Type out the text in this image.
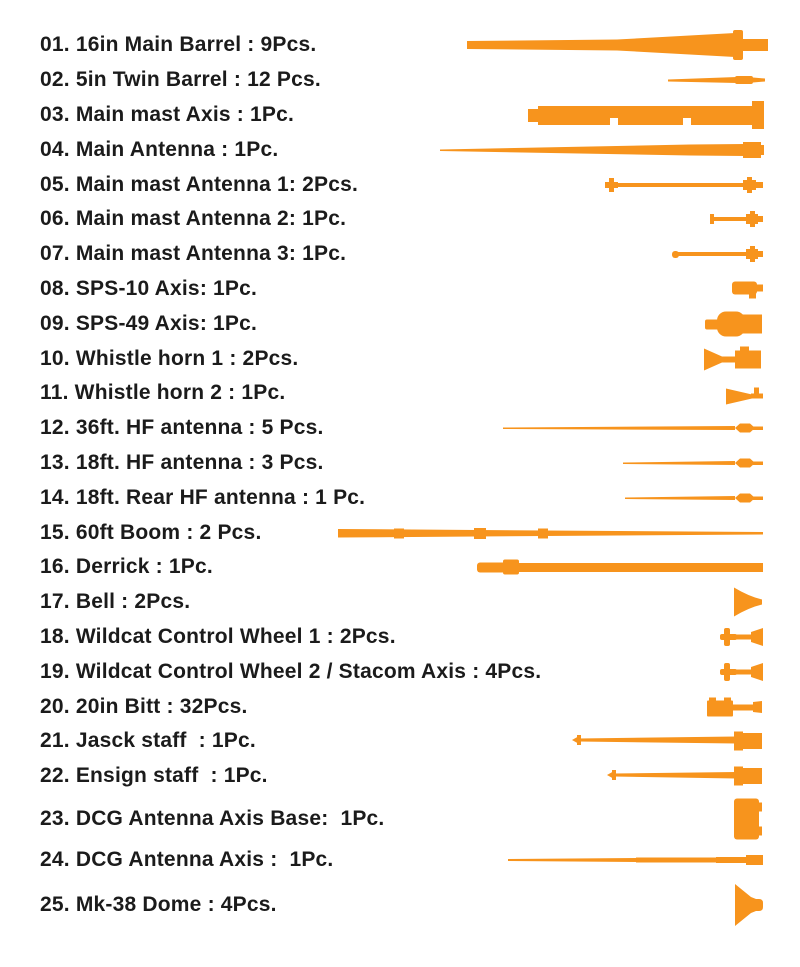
01. 16in Main Barrel : 9Pcs.
02. 5in Twin Barrel : 12 Pcs.
03. Main mast Axis : 1Pc.
04. Main Antenna : 1Pc.
05. Main mast Antenna 1: 2Pcs.
06. Main mast Antenna 2: 1Pc.
07. Main mast Antenna 3: 1Pc.
08. SPS-10 Axis: 1Pc.
09. SPS-49 Axis: 1Pc.
10. Whistle horn 1 : 2Pcs.
11. Whistle horn 2 : 1Pc.
12. 36ft. HF antenna : 5 Pcs.
13. 18ft. HF antenna : 3 Pcs.
14. 18ft. Rear HF antenna : 1 Pc.
15. 60ft Boom : 2 Pcs.
16. Derrick : 1Pc.
17. Bell : 2Pcs.
18. Wildcat Control Wheel 1 : 2Pcs.
19. Wildcat Control Wheel 2 / Stacom Axis : 4Pcs.
20. 20in Bitt : 32Pcs.
21. Jasck staff  : 1Pc.
22. Ensign staff  : 1Pc.
23. DCG Antenna Axis Base:  1Pc.
24. DCG Antenna Axis :  1Pc.
25. Mk-38 Dome : 4Pcs.
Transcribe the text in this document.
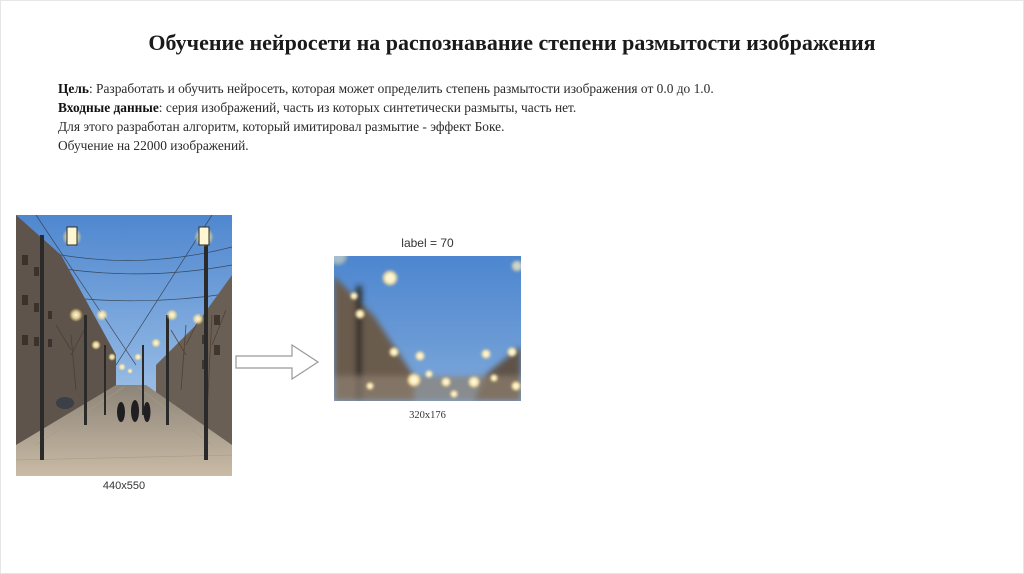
Обучение нейросети на распознавание степени размытости изображения
Цель: Разработать и обучить нейросеть, которая может определить степень размытости изображения от 0.0 до 1.0.
Входные данные: серия изображений, часть из которых синтетически размыты, часть нет.
Для этого разработан алгоритм, который имитировал размытие - эффект Боке.
Обучение на 22000 изображений.
440x550
label = 70
320x176
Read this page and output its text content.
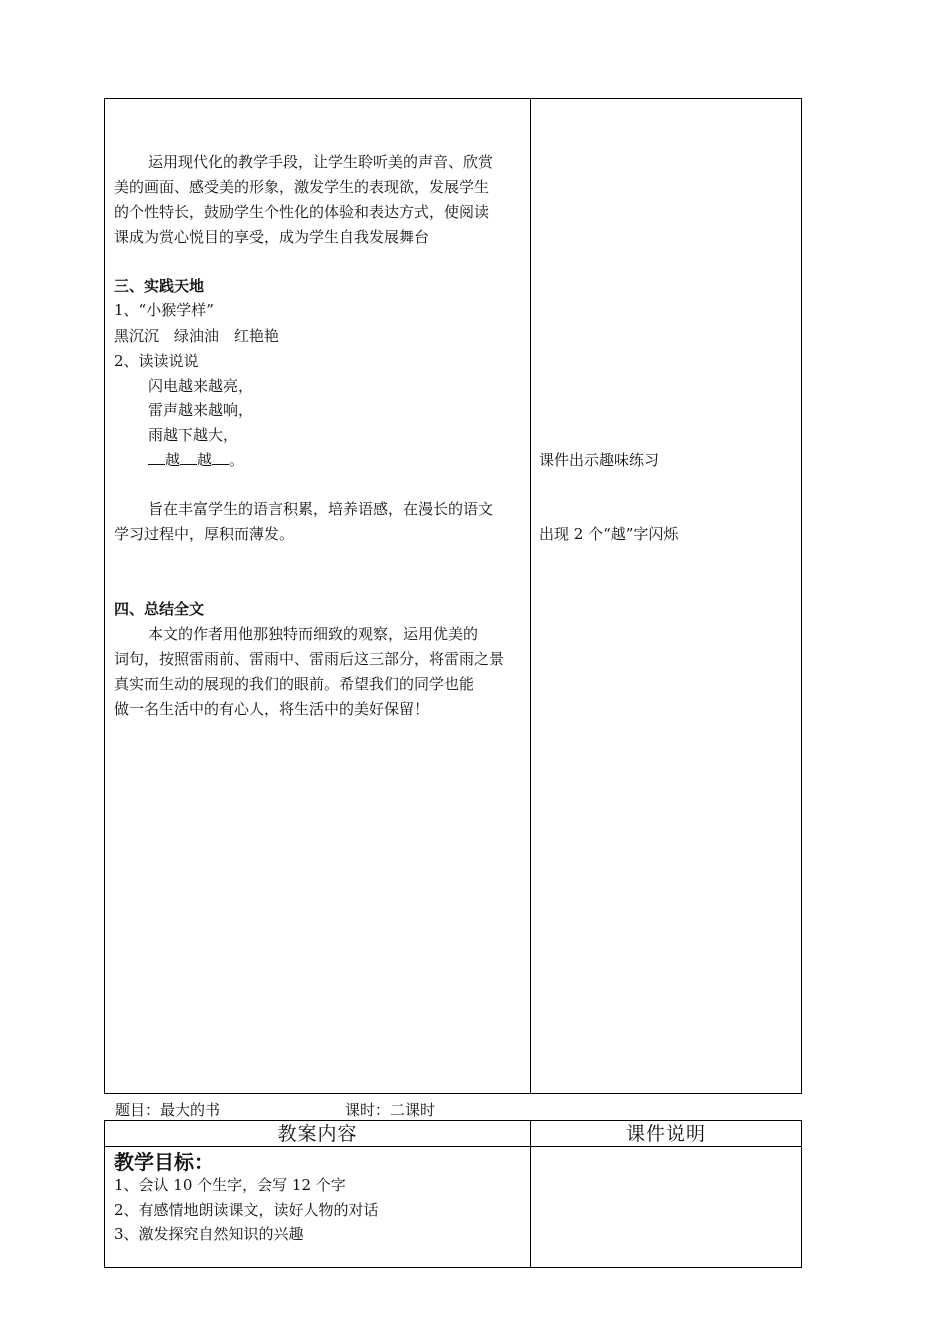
运用现代化的教学手段，让学生聆听美的声音、欣赏
美的画面、感受美的形象，激发学生的表现欲，发展学生
的个性特长，鼓励学生个性化的体验和表达方式，使阅读
课成为赏心悦目的享受，成为学生自我发展舞台
三、实践天地
1、“小猴学样”
黑沉沉　绿油油　红艳艳
2、读读说说
闪电越来越亮，
雷声越来越响，
雨越下越大，
越 越 。
旨在丰富学生的语言积累，培养语感，在漫长的语文
学习过程中，厚积而薄发。
四、总结全文
本文的作者用他那独特而细致的观察，运用优美的
词句，按照雷雨前、雷雨中、雷雨后这三部分，将雷雨之景
真实而生动的展现的我们的眼前。希望我们的同学也能
做一名生活中的有心人，将生活中的美好保留！
课件出示趣味练习
出现 2 个“越”字闪烁
题目：最大的书	课时：二课时
教案内容	课件说明
教学目标：
1、会认 10 个生字，会写 12 个字
2、有感情地朗读课文，读好人物的对话
3、激发探究自然知识的兴趣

========================

**Your goal**
Using the records above, list each line that includes "Whistle".

**Output of the task**
10. Whistle horn 1 : 2Pcs.
11. Whistle horn 2 : 1Pc.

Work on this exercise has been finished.